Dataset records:
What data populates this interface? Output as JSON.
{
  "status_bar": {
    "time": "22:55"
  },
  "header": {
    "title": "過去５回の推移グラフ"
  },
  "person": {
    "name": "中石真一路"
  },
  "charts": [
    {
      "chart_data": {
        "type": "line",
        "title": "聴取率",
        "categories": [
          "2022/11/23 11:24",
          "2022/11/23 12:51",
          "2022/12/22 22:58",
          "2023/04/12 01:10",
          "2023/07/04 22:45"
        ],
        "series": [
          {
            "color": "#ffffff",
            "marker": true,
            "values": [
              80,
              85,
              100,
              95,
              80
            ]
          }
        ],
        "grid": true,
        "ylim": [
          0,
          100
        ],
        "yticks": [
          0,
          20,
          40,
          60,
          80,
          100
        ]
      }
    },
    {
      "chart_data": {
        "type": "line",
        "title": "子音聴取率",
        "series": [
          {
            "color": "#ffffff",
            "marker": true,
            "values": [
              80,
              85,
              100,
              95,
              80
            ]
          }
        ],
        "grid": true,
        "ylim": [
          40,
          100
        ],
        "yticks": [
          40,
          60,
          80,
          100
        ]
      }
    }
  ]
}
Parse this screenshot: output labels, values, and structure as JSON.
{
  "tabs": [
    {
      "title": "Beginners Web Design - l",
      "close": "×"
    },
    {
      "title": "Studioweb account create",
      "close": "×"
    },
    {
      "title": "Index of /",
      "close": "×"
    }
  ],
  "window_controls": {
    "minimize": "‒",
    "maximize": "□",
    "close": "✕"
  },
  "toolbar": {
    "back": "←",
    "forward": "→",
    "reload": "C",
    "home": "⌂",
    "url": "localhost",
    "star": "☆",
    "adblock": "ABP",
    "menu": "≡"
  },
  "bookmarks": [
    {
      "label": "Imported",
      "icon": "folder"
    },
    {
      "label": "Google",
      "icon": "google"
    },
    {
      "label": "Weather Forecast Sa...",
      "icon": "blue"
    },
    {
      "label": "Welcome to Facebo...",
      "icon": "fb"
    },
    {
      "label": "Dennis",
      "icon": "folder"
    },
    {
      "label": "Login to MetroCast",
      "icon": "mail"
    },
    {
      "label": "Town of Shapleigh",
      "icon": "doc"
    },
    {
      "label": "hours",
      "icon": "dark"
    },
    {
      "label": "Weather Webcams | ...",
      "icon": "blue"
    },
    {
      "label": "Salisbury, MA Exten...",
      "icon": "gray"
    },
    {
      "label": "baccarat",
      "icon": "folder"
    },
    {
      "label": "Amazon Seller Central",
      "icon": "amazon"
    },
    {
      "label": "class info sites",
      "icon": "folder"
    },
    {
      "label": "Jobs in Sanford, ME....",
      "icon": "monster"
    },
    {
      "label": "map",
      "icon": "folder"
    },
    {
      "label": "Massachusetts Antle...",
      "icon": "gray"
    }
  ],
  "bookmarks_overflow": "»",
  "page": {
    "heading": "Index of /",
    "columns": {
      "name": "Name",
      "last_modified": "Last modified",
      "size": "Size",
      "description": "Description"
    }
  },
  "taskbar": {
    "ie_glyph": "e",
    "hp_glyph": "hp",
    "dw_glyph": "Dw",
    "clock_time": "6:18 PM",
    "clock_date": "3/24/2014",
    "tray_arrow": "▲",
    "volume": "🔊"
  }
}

» **Instructions for the task**:
Faithfully transcribe the whole of the data.

» **Worked answer**:
What data populates this interface? Output as JSON.
{
  "status_bar": {
    "time": "22:55"
  },
  "header": {
    "title": "過去５回の推移グラフ"
  },
  "person": {
    "name": "中石真一路"
  },
  "charts": [
    {
      "chart_data": {
        "type": "line",
        "title": "聴取率",
        "categories": [
          "2022/11/23 11:24",
          "2022/11/23 12:51",
          "2022/12/22 22:58",
          "2023/04/12 01:10",
          "2023/07/04 22:45"
        ],
        "series": [
          {
            "color": "#ffffff",
            "marker": true,
            "values": [
              80,
              85,
              100,
              95,
              80
            ]
          }
        ],
        "grid": true,
        "ylim": [
          0,
          100
        ],
        "yticks": [
          0,
          20,
          40,
          60,
          80,
          100
        ]
      }
    },
    {
      "chart_data": {
        "type": "line",
        "title": "子音聴取率",
        "series": [
          {
            "color": "#ffffff",
            "marker": true,
            "values": [
              80,
              85,
              100,
              95,
              80
            ]
          }
        ],
        "grid": true,
        "ylim": [
          40,
          100
        ],
        "yticks": [
          40,
          60,
          80,
          100
        ]
      }
    }
  ]
}
Parse this screenshot: output labels, values, and structure as JSON.
{
  "tabs": [
    {
      "title": "Beginners Web Design - l",
      "close": "×"
    },
    {
      "title": "Studioweb account create",
      "close": "×"
    },
    {
      "title": "Index of /",
      "close": "×"
    }
  ],
  "window_controls": {
    "minimize": "‒",
    "maximize": "□",
    "close": "✕"
  },
  "toolbar": {
    "back": "←",
    "forward": "→",
    "reload": "C",
    "home": "⌂",
    "url": "localhost",
    "star": "☆",
    "adblock": "ABP",
    "menu": "≡"
  },
  "bookmarks": [
    {
      "label": "Imported",
      "icon": "folder"
    },
    {
      "label": "Google",
      "icon": "google"
    },
    {
      "label": "Weather Forecast Sa...",
      "icon": "blue"
    },
    {
      "label": "Welcome to Facebo...",
      "icon": "fb"
    },
    {
      "label": "Dennis",
      "icon": "folder"
    },
    {
      "label": "Login to MetroCast",
      "icon": "mail"
    },
    {
      "label": "Town of Shapleigh",
      "icon": "doc"
    },
    {
      "label": "hours",
      "icon": "dark"
    },
    {
      "label": "Weather Webcams | ...",
      "icon": "blue"
    },
    {
      "label": "Salisbury, MA Exten...",
      "icon": "gray"
    },
    {
      "label": "baccarat",
      "icon": "folder"
    },
    {
      "label": "Amazon Seller Central",
      "icon": "amazon"
    },
    {
      "label": "class info sites",
      "icon": "folder"
    },
    {
      "label": "Jobs in Sanford, ME....",
      "icon": "monster"
    },
    {
      "label": "map",
      "icon": "folder"
    },
    {
      "label": "Massachusetts Antle...",
      "icon": "gray"
    }
  ],
  "bookmarks_overflow": "»",
  "page": {
    "heading": "Index of /",
    "columns": {
      "name": "Name",
      "last_modified": "Last modified",
      "size": "Size",
      "description": "Description"
    }
  },
  "taskbar": {
    "ie_glyph": "e",
    "hp_glyph": "hp",
    "dw_glyph": "Dw",
    "clock_time": "6:18 PM",
    "clock_date": "3/24/2014",
    "tray_arrow": "▲",
    "volume": "🔊"
  }
}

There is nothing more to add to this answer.